---------- Information shown

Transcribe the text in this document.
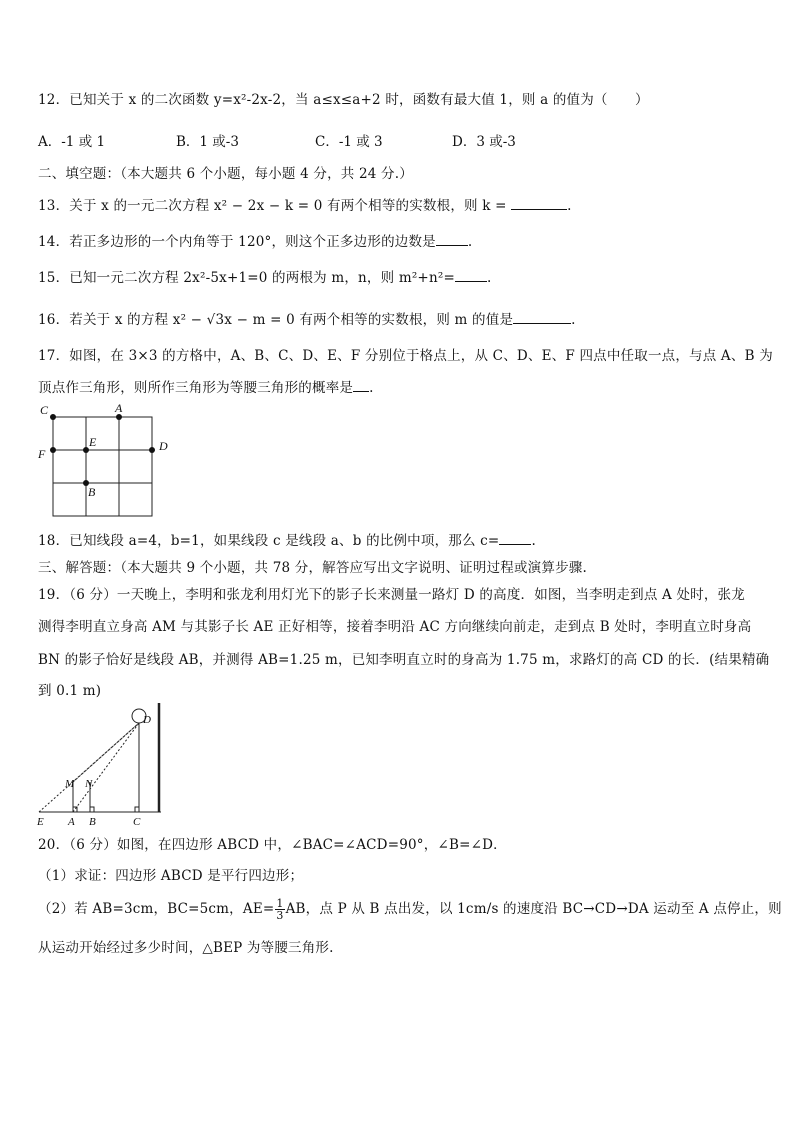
12．已知关于 x 的二次函数 y=x²-2x-2，当 a≤x≤a+2 时，函数有最大值 1，则 a 的值为（　　）
A．-1 或 1	B．1 或-3	C．-1 或 3	D．3 或-3
二、填空题：（本大题共 6 个小题，每小题 4 分，共 24 分.）
13．关于 x 的一元二次方程 x² − 2x − k = 0 有两个相等的实数根，则 k =	.
14．若正多边形的一个内角等于 120°，则这个正多边形的边数是 .
15．已知一元二次方程 2x²-5x+1=0 的两根为 m，n，则 m²+n²= .
16．若关于 x 的方程 x² − √3x − m = 0 有两个相等的实数根，则 m 的值是	.
17．如图，在 3×3 的方格中，A、B、C、D、E、F 分别位于格点上，从 C、D、E、F 四点中任取一点，与点 A、B 为
顶点作三角形，则所作三角形为等腰三角形的概率是 .
C	A
E	D
F
B
18．已知线段 a=4，b=1，如果线段 c 是线段 a、b 的比例中项，那么 c= .
三、解答题：（本大题共 9 个小题，共 78 分，解答应写出文字说明、证明过程或演算步骤.
19．（6 分）一天晚上，李明和张龙利用灯光下的影子长来测量一路灯 D 的高度．如图，当李明走到点 A 处时，张龙
测得李明直立身高 AM 与其影子长 AE 正好相等，接着李明沿 AC 方向继续向前走，走到点 B 处时，李明直立时身高
BN 的影子恰好是线段 AB，并测得 AB=1.25 m，已知李明直立时的身高为 1.75 m，求路灯的高 CD 的长．(结果精确
到 0.1 m)
D
M N
E A B	C
20．（6 分）如图，在四边形 ABCD 中，∠BAC=∠ACD=90°，∠B=∠D．
（1）求证：四边形 ABCD 是平行四边形；
（2）若 AB=3cm，BC=5cm，$AE= \frac{1}{3}$ AB，点 P 从 B 点出发，以 1cm/s 的速度沿 BC→CD→DA 运动至 A 点停止，则
从运动开始经过多少时间，△BEP 为等腰三角形.
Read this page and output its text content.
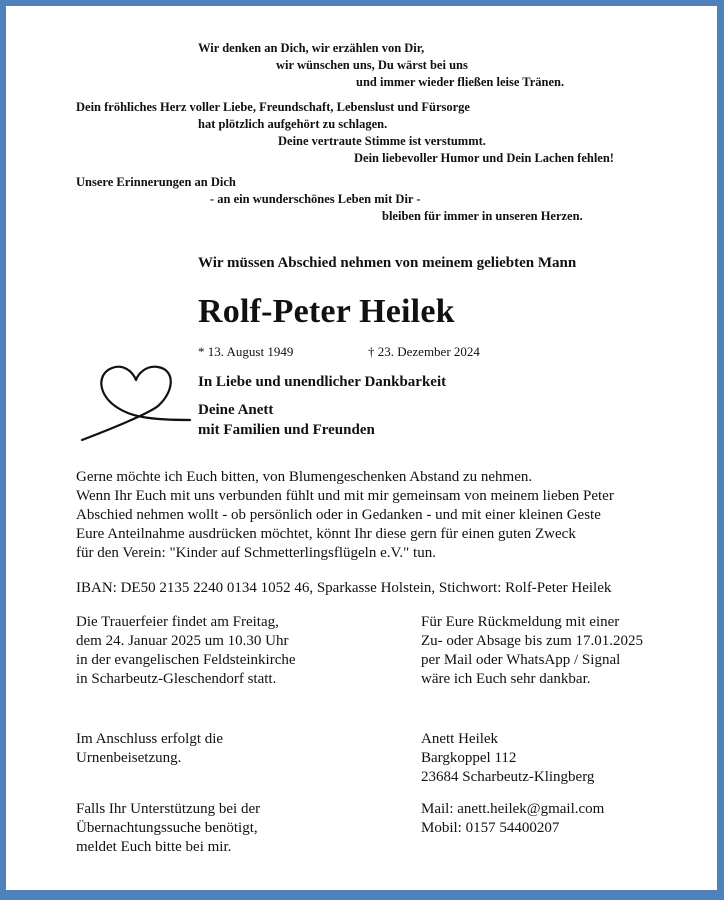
Wir denken an Dich, wir erzählen von Dir,
wir wünschen uns, Du wärst bei uns
und immer wieder fließen leise Tränen.
Dein fröhliches Herz voller Liebe, Freundschaft, Lebenslust und Fürsorge
hat plötzlich aufgehört zu schlagen.
Deine vertraute Stimme ist verstummt.
Dein liebevoller Humor und Dein Lachen fehlen!
Unsere Erinnerungen an Dich
- an ein wunderschönes Leben mit Dir -
bleiben für immer in unseren Herzen.
Wir müssen Abschied nehmen von meinem geliebten Mann
Rolf-Peter Heilek
* 13. August 1949	† 23. Dezember 2024
In Liebe und unendlicher Dankbarkeit
Deine Anett
mit Familien und Freunden
Gerne möchte ich Euch bitten, von Blumengeschenken Abstand zu nehmen.
Wenn Ihr Euch mit uns verbunden fühlt und mit mir gemeinsam von meinem lieben Peter
Abschied nehmen wollt - ob persönlich oder in Gedanken - und mit einer kleinen Geste
Eure Anteilnahme ausdrücken möchtet, könnt Ihr diese gern für einen guten Zweck
für den Verein: "Kinder auf Schmetterlingsflügeln e.V." tun.
IBAN: DE50 2135 2240 0134 1052 46, Sparkasse Holstein, Stichwort: Rolf-Peter Heilek
Die Trauerfeier findet am Freitag,
dem 24. Januar 2025 um 10.30 Uhr
in der evangelischen Feldsteinkirche
in Scharbeutz-Gleschendorf statt.
Für Eure Rückmeldung mit einer
Zu- oder Absage bis zum 17.01.2025
per Mail oder WhatsApp / Signal
wäre ich Euch sehr dankbar.
Im Anschluss erfolgt die
Urnenbeisetzung.
Anett Heilek
Bargkoppel 112
23684 Scharbeutz-Klingberg
Falls Ihr Unterstützung bei der
Übernachtungssuche benötigt,
meldet Euch bitte bei mir.
Mail: anett.heilek@gmail.com
Mobil: 0157 54400207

--------------------

■ **What the task requires**
Above are the records. Identify each line that contains the word "immer".

■ **Task output**
und immer wieder fließen leise Tränen.
bleiben für immer in unseren Herzen.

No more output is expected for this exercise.